<<<<

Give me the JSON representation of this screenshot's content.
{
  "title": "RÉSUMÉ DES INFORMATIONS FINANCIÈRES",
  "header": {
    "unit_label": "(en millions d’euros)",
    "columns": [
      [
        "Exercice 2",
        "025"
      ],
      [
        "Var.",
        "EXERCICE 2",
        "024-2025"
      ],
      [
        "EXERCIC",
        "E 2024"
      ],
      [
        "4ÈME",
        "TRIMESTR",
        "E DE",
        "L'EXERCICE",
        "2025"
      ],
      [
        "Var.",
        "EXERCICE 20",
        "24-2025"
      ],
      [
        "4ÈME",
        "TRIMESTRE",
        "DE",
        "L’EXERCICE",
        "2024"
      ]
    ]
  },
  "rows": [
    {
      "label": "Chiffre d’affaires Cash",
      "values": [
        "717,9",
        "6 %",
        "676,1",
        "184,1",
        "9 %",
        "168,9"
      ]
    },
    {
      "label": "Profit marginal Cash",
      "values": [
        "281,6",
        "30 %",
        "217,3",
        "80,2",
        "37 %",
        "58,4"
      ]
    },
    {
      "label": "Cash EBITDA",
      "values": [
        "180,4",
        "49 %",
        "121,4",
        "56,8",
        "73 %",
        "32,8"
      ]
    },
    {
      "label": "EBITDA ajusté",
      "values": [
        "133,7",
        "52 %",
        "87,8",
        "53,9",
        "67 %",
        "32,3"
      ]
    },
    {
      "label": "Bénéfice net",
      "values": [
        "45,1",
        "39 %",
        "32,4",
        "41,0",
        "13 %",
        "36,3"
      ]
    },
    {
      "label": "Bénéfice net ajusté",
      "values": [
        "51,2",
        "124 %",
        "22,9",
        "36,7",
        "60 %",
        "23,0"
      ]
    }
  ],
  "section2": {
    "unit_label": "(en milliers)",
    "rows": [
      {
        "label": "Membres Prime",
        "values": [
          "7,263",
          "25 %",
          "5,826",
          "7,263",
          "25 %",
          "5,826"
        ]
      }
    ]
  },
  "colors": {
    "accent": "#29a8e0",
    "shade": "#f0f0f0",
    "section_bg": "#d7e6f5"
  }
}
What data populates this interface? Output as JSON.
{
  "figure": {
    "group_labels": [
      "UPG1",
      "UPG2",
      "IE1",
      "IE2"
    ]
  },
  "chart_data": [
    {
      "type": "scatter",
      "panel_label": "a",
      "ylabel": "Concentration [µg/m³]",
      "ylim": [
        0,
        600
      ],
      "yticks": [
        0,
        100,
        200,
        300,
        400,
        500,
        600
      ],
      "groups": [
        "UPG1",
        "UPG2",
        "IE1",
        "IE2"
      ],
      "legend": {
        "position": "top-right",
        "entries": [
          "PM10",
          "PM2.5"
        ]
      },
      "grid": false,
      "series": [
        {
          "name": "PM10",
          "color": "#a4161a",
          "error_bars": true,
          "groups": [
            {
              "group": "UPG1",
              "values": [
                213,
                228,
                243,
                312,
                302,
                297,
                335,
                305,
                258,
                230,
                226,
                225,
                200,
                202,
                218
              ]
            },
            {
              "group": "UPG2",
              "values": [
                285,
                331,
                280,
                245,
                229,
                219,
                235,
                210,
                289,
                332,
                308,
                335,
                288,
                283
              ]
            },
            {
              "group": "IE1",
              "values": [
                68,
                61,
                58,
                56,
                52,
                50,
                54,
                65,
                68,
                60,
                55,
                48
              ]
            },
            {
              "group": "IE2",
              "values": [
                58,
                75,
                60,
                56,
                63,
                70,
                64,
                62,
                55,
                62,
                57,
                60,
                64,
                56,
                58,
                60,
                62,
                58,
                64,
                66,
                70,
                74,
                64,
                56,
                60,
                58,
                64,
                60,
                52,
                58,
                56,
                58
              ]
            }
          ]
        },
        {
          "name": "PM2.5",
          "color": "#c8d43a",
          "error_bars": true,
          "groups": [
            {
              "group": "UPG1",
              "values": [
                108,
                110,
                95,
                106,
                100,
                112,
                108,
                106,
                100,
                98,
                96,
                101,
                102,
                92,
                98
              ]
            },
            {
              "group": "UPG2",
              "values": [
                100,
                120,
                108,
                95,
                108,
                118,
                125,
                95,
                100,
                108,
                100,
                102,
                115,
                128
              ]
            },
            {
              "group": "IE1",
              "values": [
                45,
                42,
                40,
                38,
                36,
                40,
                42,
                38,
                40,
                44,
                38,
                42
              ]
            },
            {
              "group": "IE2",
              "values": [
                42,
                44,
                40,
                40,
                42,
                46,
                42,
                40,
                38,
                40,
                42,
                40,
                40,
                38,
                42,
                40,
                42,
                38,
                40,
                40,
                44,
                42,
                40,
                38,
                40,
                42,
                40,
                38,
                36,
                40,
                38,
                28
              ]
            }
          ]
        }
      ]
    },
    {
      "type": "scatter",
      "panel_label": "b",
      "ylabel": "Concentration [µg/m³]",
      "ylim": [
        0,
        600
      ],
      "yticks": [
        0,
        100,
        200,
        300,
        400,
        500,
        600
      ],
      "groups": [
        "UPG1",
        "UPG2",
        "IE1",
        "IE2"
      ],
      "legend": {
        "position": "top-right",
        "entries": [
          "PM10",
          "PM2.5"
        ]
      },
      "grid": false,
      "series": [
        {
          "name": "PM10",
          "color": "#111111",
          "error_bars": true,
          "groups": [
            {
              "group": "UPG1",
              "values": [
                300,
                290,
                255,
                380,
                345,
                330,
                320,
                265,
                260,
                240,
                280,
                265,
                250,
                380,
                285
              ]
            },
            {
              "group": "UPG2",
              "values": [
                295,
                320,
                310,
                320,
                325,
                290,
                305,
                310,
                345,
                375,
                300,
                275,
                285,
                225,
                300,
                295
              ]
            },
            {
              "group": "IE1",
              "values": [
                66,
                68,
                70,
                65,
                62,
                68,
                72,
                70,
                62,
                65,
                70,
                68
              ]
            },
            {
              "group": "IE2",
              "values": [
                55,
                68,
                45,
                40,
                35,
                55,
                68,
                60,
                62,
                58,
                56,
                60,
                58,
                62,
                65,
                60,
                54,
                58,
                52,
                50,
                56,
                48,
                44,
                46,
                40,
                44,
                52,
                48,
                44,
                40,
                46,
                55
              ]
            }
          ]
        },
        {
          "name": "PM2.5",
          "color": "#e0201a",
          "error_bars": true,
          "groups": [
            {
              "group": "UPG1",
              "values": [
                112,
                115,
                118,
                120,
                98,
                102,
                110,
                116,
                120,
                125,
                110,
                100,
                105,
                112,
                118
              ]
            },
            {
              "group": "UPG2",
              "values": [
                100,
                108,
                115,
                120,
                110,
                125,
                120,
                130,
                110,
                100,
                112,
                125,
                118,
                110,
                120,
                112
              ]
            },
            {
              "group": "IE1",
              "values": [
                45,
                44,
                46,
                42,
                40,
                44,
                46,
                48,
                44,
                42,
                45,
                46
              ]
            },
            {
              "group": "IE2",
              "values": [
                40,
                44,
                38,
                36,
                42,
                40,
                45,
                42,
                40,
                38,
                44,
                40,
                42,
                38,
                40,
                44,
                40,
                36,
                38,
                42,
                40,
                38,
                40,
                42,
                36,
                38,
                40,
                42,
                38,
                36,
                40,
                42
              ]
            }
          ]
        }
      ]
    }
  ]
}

>>>>

■ GOAL ■
Identify and copy lines that hold the string "EBITDA".

■ ANSWER ■
      "label": "Cash EBITDA",
      "label": "EBITDA ajusté",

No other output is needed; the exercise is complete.